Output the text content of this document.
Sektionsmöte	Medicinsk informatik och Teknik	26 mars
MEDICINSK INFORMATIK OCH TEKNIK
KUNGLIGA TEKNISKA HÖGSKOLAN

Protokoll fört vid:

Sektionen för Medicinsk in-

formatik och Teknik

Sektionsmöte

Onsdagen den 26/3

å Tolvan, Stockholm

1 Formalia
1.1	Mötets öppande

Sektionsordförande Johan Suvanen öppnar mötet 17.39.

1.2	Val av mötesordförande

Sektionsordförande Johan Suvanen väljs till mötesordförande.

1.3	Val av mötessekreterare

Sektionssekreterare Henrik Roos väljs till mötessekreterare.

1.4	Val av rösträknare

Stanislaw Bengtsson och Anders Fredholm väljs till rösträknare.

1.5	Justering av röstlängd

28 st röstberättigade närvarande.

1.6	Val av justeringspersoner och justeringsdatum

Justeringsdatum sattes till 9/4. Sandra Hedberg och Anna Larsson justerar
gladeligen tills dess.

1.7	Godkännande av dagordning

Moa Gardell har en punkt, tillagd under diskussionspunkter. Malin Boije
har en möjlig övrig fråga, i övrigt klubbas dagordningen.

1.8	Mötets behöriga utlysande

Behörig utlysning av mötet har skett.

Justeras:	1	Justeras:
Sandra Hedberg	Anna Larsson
..........
* WRITTEN INSTRUCTION
Please quote the data above in full, with no line missing.

* RESULT OF THE TASK
Output the text content of this document.
Sektionsmöte	Medicinsk informatik och Teknik	26 mars
MEDICINSK INFORMATIK OCH TEKNIK
KUNGLIGA TEKNISKA HÖGSKOLAN

Protokoll fört vid:

Sektionen för Medicinsk in-

formatik och Teknik

Sektionsmöte

Onsdagen den 26/3

å Tolvan, Stockholm

1 Formalia
1.1	Mötets öppande

Sektionsordförande Johan Suvanen öppnar mötet 17.39.

1.2	Val av mötesordförande

Sektionsordförande Johan Suvanen väljs till mötesordförande.

1.3	Val av mötessekreterare

Sektionssekreterare Henrik Roos väljs till mötessekreterare.

1.4	Val av rösträknare

Stanislaw Bengtsson och Anders Fredholm väljs till rösträknare.

1.5	Justering av röstlängd

28 st röstberättigade närvarande.

1.6	Val av justeringspersoner och justeringsdatum

Justeringsdatum sattes till 9/4. Sandra Hedberg och Anna Larsson justerar
gladeligen tills dess.

1.7	Godkännande av dagordning

Moa Gardell har en punkt, tillagd under diskussionspunkter. Malin Boije
har en möjlig övrig fråga, i övrigt klubbas dagordningen.

1.8	Mötets behöriga utlysande

Behörig utlysning av mötet har skett.

Justeras:	1	Justeras:
Sandra Hedberg	Anna Larsson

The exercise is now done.